**STATED PROBLEM**: Copy the records below word for word, starting with their very first line and stopping after the line that contains "- accident-marker-triangle[interactable]: [164, 385, 170, 390]", including both of those lines.

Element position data
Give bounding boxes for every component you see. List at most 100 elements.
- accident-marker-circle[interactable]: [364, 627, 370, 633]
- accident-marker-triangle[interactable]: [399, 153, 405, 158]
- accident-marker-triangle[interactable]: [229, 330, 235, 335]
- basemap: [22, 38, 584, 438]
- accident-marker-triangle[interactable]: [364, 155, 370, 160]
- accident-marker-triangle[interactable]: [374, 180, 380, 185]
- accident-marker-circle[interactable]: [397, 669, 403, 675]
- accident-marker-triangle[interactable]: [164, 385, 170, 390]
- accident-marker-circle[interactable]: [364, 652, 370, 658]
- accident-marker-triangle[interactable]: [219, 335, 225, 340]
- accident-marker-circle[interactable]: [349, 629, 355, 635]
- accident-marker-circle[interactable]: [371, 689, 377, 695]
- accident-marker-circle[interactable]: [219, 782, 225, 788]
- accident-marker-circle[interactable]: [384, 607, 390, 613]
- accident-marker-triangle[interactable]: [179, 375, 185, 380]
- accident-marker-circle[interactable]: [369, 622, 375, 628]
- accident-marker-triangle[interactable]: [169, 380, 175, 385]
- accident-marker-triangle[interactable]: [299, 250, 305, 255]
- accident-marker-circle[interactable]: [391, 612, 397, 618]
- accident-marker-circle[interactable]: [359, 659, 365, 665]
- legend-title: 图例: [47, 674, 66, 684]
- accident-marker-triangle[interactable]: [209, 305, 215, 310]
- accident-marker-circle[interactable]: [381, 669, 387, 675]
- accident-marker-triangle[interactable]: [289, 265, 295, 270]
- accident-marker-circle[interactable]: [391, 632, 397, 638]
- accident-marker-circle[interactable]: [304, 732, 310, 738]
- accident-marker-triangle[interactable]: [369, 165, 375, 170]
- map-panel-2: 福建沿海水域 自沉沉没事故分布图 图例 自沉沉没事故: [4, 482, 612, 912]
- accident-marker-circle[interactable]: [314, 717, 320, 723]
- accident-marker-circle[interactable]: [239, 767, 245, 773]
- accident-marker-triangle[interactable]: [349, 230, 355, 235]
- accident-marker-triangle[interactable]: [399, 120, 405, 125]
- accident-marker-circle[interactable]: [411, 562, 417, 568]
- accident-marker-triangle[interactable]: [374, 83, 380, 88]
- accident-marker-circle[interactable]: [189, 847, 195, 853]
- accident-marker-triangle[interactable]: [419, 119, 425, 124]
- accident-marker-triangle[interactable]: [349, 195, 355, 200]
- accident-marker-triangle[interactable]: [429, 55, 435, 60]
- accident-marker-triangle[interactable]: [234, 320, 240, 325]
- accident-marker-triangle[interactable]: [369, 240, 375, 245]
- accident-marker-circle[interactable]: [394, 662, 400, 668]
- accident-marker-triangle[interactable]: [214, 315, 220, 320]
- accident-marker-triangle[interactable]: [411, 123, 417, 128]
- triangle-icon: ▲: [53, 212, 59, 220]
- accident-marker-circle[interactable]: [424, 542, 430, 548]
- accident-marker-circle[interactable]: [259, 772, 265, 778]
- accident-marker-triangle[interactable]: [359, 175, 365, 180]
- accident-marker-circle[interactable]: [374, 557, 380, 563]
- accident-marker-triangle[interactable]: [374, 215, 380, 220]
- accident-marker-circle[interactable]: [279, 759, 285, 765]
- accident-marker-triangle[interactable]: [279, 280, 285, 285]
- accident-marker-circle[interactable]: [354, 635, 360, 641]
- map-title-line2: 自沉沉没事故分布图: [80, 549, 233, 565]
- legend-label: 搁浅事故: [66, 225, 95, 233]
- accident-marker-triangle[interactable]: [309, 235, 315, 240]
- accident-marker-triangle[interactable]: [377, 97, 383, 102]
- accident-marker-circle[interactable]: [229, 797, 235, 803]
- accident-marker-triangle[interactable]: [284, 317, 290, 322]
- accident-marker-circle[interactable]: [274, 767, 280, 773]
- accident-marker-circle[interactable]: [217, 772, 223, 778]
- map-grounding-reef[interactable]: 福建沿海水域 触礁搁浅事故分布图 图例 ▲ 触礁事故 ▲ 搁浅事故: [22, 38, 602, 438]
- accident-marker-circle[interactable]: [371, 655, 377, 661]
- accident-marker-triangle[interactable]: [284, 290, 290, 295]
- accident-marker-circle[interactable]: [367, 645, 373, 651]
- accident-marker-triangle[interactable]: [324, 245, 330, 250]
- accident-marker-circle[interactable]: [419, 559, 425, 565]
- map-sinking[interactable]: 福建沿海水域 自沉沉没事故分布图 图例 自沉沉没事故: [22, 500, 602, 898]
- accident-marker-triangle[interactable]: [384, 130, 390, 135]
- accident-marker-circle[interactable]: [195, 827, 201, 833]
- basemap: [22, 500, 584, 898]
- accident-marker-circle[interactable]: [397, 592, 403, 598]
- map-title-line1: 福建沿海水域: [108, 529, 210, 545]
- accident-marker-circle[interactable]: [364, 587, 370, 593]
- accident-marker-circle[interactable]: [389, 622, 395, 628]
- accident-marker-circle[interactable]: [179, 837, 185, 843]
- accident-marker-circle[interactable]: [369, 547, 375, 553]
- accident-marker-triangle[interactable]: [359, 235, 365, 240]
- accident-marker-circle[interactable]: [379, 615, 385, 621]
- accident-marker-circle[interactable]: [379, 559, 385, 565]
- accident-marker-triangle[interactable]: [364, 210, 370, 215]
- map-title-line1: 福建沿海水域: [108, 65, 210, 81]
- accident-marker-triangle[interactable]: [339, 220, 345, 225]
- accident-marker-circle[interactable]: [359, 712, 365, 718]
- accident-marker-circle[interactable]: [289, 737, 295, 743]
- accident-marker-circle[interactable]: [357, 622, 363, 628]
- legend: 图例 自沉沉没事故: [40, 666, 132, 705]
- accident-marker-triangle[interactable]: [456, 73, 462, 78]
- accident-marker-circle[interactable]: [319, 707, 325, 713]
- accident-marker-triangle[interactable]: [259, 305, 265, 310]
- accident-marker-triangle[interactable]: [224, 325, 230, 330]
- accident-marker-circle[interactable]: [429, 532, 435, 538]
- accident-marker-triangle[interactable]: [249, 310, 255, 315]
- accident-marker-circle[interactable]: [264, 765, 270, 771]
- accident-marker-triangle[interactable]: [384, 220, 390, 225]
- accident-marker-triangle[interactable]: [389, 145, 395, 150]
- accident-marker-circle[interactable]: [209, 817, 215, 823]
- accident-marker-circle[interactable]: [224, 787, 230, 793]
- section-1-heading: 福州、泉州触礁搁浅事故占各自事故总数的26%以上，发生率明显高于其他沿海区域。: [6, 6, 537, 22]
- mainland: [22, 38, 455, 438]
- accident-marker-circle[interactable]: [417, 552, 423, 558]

**SOLUTION TO THIS TASK**:
Give bounding boxes for every component you see. List at most 100 elements.
- accident-marker-circle[interactable]: [364, 627, 370, 633]
- accident-marker-triangle[interactable]: [399, 153, 405, 158]
- accident-marker-triangle[interactable]: [229, 330, 235, 335]
- basemap: [22, 38, 584, 438]
- accident-marker-triangle[interactable]: [364, 155, 370, 160]
- accident-marker-triangle[interactable]: [374, 180, 380, 185]
- accident-marker-circle[interactable]: [397, 669, 403, 675]
- accident-marker-triangle[interactable]: [164, 385, 170, 390]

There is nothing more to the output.